Reading text
[Start]

Sunday, December 8, 2019

Time to Get Real

I love Christmas. Today I will decorate the tree. Most people I know already have their trees up, but for me this is the weekend. When I was working, this was the last weekend of the semester when I was furiously grading final college essays and assigning final grades, which was done electrically and so stressful. I couldn't even think of Christmas--shopping, baking, or decorating--until I had my school work done.

With all that there is to do in the real world to prepare for the holidays, I find myself easily distracted by the minis. I really had intended to just put a few decorations on the Pink House. It has a pink tree and a pink poinsettia and that is the extent of its holiday cheer. I was going to make a Christmas tree for the upstairs den, but got frustrated. Then I decided on a tree for the Bellingham. The Pink House didn't need a second tree.

I didn't do a very elegant job with the tree; it has blinking lights ordered from minmum.com in England. A bit too flashy for me, but they will do.

Next I wanted to make some packages for the little pink tree and found a tutorial on how to make tiny bows, which I thought I'd share my version with you.


 Securing a sewing needle in one of my spongy sanding blocks, I was ready to begin. It's about 5/8 " tall, which determines the size of the loops of the bow.

[End]

Required tasks
- 1) From the Christmas post, list the holiday activities the writer couldn't even think of until the school work was done.
- 2) Pick up the Christmas post about the minis and keep writing from the point where it stops.

Data excerpts

[Start]

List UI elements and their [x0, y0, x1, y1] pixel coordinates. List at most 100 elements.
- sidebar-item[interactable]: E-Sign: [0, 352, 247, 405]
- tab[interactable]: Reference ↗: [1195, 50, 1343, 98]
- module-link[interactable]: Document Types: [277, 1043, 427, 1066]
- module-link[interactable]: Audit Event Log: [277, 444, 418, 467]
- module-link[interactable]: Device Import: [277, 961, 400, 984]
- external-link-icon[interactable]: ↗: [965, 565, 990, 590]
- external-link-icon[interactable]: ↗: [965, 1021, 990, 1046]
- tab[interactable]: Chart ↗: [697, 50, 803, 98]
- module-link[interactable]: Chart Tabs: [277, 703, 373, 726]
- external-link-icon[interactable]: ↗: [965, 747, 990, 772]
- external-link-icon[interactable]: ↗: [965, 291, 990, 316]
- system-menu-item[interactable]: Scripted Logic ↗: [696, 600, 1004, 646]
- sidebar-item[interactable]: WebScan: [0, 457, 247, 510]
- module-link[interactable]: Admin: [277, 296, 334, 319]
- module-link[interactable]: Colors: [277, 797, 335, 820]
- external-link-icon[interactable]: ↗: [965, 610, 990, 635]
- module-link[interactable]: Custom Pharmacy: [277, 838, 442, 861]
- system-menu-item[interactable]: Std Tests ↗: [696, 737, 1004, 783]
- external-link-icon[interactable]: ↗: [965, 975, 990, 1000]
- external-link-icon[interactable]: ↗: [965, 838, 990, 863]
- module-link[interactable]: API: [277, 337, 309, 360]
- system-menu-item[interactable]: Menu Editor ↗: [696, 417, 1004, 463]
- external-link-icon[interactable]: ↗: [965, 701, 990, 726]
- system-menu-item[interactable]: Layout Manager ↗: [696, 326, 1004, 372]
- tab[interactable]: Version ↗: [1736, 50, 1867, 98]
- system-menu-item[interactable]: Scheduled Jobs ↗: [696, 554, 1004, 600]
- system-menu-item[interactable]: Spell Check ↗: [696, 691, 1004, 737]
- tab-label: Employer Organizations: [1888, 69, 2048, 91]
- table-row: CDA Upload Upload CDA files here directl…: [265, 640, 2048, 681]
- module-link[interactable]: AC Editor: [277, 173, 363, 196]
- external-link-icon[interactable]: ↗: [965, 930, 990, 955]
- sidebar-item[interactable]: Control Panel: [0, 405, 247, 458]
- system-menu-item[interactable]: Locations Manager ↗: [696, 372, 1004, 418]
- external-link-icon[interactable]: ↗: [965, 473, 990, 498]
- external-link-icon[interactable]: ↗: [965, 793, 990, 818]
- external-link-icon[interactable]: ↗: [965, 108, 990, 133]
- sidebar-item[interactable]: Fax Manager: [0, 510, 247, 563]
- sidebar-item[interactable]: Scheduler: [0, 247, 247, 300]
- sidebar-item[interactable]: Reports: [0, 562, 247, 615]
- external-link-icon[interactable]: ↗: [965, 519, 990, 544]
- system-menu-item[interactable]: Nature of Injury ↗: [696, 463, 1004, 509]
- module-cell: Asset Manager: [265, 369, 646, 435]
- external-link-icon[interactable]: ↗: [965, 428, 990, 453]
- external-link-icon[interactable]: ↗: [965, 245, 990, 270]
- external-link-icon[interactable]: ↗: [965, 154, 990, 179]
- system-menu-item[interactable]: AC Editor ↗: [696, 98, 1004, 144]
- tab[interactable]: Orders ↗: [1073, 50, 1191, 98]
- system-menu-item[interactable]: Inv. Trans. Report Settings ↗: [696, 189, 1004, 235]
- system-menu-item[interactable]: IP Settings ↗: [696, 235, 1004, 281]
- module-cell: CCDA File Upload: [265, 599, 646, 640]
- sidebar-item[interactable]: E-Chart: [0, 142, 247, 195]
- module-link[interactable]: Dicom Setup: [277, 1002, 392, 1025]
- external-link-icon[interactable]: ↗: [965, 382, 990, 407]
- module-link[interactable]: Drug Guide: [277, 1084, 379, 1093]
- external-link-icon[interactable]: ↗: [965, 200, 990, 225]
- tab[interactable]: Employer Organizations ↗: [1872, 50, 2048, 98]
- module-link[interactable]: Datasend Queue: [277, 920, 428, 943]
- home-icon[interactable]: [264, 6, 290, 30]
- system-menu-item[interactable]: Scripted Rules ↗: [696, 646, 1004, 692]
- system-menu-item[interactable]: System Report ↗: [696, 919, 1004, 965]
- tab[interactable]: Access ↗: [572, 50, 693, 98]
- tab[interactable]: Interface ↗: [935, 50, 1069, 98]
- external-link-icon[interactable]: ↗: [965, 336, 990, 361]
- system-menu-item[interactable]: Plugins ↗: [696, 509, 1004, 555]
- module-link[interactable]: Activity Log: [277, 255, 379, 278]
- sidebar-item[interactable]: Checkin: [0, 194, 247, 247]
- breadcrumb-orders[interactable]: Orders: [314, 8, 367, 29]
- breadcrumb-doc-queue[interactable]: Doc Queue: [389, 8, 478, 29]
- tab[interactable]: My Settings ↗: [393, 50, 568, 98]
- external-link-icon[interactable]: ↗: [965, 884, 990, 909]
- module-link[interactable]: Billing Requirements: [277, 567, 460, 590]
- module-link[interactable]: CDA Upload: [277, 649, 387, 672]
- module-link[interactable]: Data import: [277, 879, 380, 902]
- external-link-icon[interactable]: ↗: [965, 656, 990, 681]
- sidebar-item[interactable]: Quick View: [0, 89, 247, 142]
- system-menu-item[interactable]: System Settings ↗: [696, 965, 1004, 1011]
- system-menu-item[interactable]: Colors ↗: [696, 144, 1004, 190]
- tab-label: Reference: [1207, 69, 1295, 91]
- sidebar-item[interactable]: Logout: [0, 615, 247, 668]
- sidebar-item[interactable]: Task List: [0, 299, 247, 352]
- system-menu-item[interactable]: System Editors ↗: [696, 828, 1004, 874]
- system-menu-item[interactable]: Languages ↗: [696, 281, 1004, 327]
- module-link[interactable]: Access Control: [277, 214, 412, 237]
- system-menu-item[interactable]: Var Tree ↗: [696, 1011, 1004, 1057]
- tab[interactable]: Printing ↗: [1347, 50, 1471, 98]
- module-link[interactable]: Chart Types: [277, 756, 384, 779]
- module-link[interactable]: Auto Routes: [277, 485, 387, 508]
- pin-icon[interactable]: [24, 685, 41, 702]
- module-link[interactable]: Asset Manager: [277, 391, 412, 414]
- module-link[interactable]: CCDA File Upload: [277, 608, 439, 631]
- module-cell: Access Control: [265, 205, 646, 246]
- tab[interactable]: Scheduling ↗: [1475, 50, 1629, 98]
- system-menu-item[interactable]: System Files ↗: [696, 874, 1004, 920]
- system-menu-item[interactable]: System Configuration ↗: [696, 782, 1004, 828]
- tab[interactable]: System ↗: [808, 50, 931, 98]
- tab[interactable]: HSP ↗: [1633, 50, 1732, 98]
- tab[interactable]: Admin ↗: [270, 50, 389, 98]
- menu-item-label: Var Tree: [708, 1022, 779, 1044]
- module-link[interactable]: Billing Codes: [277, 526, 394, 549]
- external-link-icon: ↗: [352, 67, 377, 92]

[End]
[Start]

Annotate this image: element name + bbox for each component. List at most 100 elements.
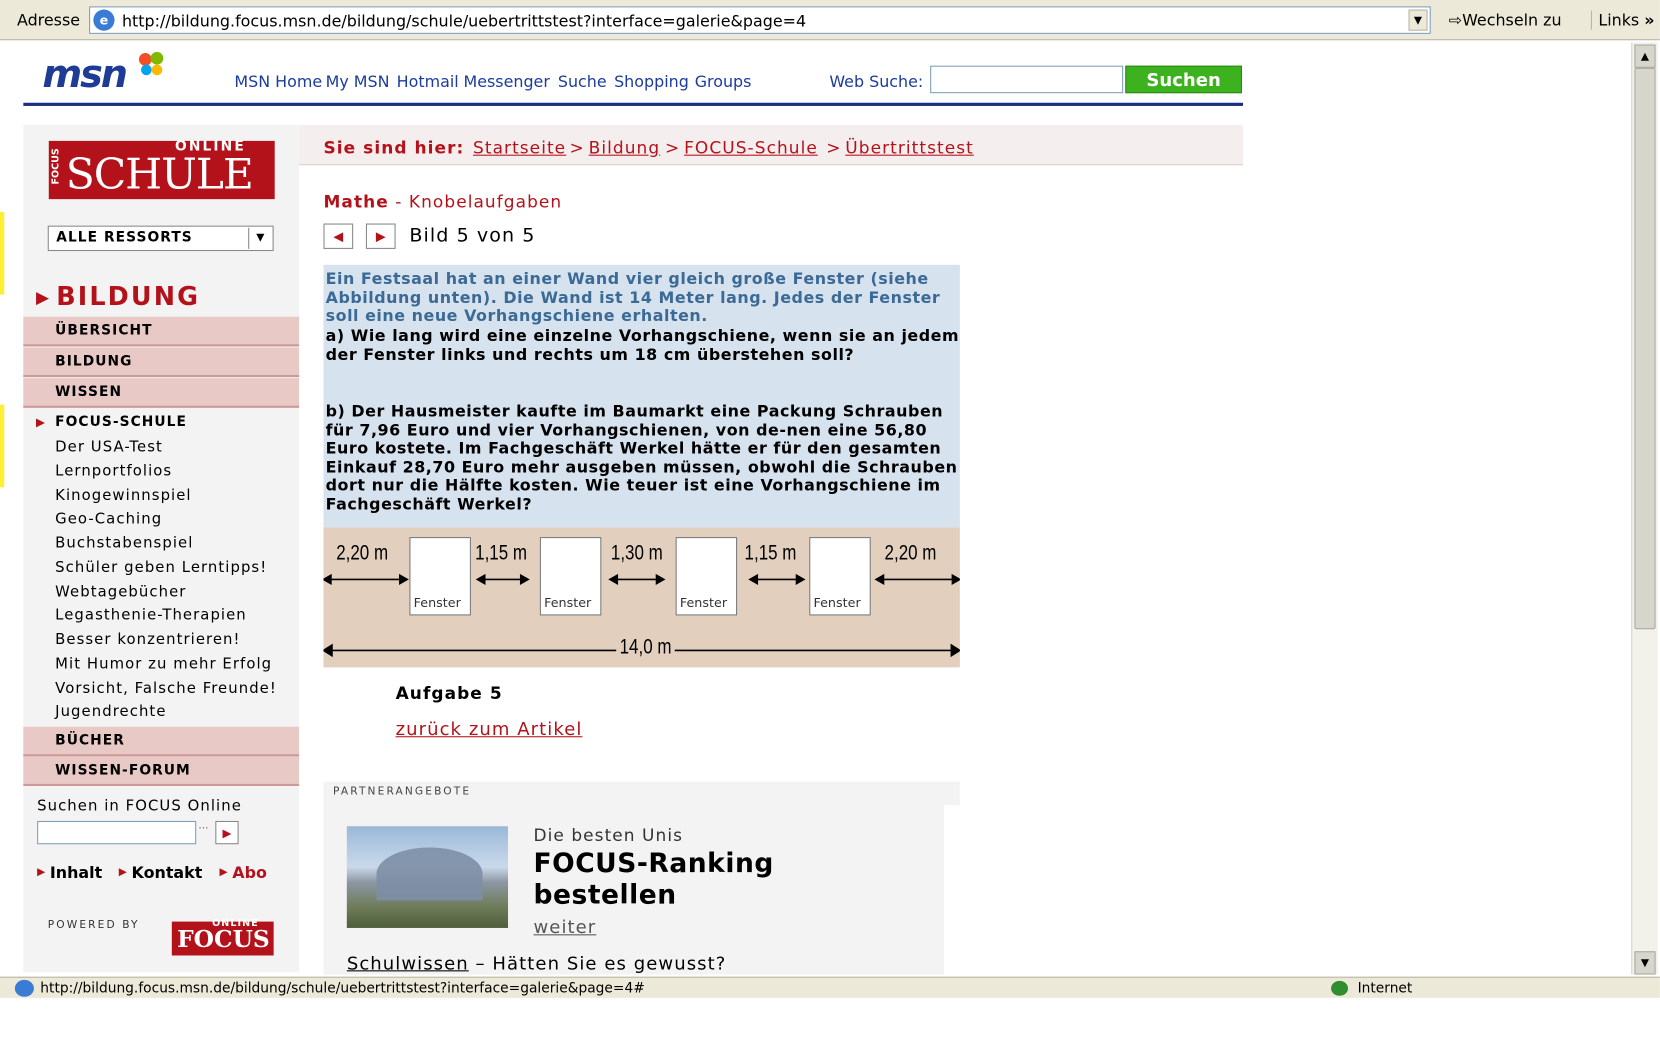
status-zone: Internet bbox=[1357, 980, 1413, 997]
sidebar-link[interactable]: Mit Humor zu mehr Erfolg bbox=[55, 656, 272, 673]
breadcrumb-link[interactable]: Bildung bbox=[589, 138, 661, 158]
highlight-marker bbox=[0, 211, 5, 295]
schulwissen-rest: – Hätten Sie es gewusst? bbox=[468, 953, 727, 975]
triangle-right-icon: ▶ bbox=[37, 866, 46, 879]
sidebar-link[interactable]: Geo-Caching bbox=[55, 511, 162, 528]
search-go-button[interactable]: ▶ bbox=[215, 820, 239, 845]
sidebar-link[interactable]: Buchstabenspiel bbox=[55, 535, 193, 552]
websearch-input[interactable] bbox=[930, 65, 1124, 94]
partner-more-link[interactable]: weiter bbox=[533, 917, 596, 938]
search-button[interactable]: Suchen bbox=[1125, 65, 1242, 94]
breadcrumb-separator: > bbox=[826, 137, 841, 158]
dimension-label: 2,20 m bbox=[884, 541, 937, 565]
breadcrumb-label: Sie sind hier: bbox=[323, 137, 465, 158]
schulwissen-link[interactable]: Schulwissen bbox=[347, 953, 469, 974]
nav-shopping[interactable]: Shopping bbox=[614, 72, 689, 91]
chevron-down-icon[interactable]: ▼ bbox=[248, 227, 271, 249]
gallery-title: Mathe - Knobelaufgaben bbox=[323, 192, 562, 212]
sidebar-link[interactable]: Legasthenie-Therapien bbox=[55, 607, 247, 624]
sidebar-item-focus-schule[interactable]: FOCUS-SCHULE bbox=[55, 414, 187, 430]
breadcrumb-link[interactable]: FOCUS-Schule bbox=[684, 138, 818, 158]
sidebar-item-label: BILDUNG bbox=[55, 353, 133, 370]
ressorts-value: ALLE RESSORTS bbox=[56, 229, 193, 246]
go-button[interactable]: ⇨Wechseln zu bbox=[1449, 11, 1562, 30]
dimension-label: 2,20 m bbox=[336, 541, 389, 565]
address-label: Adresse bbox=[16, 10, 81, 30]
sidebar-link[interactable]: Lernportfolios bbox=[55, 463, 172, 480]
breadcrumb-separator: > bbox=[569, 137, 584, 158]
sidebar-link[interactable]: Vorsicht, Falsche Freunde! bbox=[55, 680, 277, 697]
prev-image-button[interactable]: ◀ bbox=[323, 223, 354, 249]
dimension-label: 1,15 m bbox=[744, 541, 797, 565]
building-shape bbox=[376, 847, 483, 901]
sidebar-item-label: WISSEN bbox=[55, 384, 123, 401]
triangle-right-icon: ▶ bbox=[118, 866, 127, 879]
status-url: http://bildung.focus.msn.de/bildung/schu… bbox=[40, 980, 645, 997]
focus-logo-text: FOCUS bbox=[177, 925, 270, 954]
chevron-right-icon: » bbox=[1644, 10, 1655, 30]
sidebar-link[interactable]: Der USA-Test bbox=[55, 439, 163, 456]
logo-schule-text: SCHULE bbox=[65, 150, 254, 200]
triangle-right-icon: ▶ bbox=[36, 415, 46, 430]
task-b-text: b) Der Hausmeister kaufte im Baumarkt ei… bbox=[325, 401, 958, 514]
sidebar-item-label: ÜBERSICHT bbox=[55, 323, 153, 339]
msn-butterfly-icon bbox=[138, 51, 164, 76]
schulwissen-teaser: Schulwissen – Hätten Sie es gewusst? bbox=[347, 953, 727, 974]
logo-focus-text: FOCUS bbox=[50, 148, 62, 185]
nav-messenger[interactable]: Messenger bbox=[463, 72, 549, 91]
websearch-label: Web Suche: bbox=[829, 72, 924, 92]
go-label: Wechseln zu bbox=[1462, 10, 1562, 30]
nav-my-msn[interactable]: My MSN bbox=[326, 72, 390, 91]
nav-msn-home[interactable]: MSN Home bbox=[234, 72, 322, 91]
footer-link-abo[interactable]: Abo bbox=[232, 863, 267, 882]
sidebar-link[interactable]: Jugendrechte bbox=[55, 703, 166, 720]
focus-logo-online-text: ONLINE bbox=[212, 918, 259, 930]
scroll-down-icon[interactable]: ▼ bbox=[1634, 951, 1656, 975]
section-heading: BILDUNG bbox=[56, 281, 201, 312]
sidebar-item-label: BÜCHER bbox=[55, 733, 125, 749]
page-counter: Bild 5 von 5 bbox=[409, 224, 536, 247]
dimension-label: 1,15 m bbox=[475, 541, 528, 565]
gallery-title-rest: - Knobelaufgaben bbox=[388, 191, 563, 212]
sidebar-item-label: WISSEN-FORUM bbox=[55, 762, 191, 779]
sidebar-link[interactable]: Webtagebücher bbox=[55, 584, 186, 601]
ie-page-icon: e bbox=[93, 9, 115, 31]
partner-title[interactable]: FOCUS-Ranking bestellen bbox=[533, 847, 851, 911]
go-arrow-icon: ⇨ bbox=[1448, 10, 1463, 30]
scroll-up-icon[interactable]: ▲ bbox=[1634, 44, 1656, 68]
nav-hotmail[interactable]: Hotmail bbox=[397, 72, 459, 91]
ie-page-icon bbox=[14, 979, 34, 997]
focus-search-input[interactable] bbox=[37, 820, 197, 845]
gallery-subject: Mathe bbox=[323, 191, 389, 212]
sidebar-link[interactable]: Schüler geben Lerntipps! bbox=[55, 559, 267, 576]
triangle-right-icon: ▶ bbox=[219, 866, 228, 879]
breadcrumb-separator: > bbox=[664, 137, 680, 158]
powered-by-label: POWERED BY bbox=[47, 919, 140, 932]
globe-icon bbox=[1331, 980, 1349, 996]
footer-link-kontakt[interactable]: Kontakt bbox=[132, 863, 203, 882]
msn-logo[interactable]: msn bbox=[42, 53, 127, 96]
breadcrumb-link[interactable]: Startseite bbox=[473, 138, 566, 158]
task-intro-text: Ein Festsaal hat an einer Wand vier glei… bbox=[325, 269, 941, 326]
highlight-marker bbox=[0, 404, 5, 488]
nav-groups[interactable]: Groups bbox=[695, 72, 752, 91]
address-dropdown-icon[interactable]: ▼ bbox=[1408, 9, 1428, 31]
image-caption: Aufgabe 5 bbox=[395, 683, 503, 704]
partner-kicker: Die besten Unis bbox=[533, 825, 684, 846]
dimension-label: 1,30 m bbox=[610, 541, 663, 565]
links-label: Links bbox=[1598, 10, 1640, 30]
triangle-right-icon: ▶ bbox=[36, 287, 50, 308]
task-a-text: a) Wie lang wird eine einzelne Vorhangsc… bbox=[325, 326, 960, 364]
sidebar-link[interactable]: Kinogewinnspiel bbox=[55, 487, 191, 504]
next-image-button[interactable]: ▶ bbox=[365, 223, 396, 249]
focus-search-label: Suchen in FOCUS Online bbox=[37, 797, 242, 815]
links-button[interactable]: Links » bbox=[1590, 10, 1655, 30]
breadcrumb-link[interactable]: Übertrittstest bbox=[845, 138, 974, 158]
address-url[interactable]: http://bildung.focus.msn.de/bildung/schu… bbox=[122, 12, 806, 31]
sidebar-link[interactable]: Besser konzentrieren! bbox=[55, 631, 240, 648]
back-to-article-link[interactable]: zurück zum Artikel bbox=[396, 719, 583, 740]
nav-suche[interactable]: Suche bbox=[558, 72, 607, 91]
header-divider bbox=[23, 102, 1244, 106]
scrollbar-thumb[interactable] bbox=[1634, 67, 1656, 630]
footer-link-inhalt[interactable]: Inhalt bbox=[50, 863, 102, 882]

[End]
[Start]

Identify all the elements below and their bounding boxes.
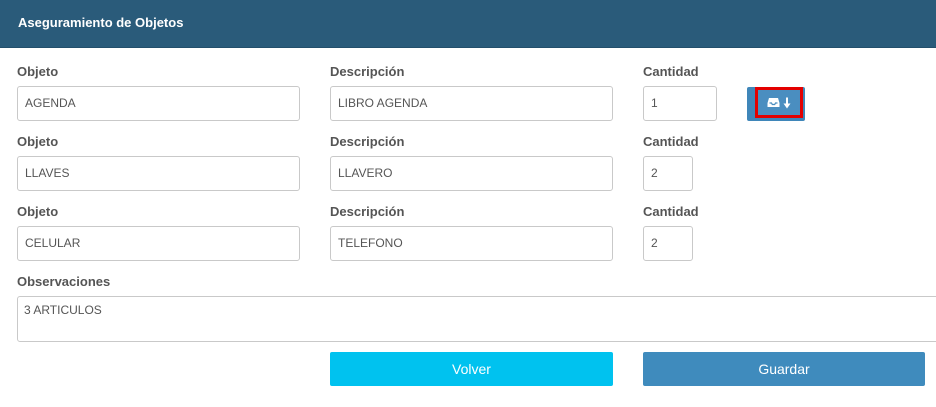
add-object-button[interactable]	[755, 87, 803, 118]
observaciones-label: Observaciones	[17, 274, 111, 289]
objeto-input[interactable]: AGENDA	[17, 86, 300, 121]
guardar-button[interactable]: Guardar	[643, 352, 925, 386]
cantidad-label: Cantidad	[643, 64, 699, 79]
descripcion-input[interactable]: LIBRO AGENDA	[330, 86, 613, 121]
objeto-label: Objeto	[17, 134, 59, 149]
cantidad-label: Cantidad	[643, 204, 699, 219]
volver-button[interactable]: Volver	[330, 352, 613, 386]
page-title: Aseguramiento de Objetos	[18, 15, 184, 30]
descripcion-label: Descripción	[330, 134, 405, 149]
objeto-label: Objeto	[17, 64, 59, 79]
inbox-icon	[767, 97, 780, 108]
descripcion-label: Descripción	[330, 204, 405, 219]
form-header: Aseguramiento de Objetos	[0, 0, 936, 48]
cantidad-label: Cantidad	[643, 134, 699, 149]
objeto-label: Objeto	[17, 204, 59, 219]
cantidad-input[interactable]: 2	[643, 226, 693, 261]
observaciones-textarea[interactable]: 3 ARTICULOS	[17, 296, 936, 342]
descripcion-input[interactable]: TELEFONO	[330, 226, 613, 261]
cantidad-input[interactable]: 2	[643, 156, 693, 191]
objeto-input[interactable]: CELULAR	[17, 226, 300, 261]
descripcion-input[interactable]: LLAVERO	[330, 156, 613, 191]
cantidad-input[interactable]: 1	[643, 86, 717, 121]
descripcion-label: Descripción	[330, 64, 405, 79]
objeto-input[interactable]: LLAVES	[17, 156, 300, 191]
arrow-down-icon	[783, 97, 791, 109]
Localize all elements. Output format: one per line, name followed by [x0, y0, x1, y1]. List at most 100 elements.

[End]

Written answers
- 1) Shopping, baking, decorating

- 2)
Using 1/8" ribbon, I began threading it on the needle, one loop at a time, working back and forth.






I measured the length of each loop against the needle to get consistent sizes.




In between each layer, I added a dab of white glue to hold in-between  the loops to hold them in place. The original tutorial suggested that fabric glue might saturate the fabric ribbon too much, so I used just enough tacky glue to hold the ribbon in place, pushing down with each loop to apply enough pressure to make the glue take hold. 



Once I had enough loops, I finished with a final dab of glue and let the bow rest to allow the glue to set. Once the glue had dried, I removed the bow from the sanding block and from the needle. I cut the ribbon just long enough to fold it over using tweezers to make the top button loop.


I posted the tutorial on Face Book group Dollhouse Miniatures Tutorials and DYI, and some followers made the bows; many finding the center button too difficult. One lady who thought that making the tiny center loop was so difficult--and it is--cleverly substituted a tiny jewel, making the bow elegant and pretty.


 I experimented with the packages; first using foam board that I can never cut even, so I cut balsa wood blocks for smoother edges.


While I made the packages for my mini tree, I gave them to Lily, who has already decorated her house.


With a bow making technique under control, I decided to decorate the fireplaces in the Bellingham, doin the bedroom fireplace.


I finally found wire based pine boughs that I could bend and shape. From my stash I was able to decorate the garland. I especially like the blue beads because they came from my mother's sewing stash so many years ago. My mom would have loved the dollhouses. The deer is one that I embossed. Using a toothpick and wood in my stash, I made a modern looking statue. The angel is a tree decoration. 








I made more bows for the stair banister, which was hard to photograph. In fact the photos of the Bellingham are all rough because there is so little space between the back of the house and the wall--just enough to work in-- so the lighting is poor.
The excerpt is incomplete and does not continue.